## WRITTEN PROBLEM
Give only a count of the lines that include the string "xlabel".

---------------

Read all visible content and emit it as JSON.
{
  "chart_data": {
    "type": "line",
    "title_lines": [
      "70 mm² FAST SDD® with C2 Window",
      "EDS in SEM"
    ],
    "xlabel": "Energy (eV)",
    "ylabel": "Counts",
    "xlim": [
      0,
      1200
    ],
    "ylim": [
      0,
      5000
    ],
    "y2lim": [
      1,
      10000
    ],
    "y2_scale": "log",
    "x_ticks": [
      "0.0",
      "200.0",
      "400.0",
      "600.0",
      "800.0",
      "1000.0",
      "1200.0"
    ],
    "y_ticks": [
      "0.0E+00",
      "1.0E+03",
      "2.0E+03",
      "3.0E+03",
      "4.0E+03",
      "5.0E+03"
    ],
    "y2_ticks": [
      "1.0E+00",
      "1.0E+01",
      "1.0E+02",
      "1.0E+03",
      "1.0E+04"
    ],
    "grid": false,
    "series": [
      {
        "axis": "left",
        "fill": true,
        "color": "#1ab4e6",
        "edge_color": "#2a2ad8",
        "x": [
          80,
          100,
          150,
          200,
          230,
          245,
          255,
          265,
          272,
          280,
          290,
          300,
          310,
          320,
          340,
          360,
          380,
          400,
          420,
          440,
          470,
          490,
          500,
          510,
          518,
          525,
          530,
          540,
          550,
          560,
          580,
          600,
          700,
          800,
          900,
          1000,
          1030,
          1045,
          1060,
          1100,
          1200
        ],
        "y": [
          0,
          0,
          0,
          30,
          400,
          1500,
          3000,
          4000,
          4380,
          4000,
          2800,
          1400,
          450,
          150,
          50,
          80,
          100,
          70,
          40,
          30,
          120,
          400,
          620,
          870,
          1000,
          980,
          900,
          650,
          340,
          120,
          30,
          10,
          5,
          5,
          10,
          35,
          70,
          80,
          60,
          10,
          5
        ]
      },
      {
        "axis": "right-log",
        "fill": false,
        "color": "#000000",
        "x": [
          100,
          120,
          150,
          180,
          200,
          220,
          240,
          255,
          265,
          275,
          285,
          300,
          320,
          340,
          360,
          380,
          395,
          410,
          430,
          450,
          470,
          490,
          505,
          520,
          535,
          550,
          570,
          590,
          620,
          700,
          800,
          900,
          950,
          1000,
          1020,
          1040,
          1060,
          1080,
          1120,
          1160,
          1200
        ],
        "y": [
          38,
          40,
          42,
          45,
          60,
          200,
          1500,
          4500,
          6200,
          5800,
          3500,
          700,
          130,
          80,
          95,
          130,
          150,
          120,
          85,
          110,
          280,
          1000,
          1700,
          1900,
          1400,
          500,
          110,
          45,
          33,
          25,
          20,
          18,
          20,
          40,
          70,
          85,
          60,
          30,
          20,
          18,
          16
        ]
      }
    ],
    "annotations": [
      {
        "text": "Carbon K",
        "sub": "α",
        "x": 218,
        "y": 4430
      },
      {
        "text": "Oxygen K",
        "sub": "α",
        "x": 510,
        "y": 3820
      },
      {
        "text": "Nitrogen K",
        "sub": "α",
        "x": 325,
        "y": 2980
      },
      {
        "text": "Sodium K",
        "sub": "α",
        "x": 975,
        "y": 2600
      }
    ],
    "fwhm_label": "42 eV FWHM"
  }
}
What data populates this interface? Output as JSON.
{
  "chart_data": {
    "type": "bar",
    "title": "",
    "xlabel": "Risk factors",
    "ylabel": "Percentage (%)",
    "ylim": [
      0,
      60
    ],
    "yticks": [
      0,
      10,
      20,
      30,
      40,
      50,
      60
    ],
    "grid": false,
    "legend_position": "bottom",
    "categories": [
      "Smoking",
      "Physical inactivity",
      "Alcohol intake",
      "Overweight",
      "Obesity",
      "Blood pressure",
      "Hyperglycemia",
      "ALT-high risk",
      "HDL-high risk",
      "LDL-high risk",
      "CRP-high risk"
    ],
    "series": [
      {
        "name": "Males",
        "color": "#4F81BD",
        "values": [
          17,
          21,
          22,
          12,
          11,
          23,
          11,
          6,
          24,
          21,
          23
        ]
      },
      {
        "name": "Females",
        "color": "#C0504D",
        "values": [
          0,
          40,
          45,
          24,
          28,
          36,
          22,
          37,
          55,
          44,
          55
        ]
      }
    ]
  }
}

---------------

## RESULT
2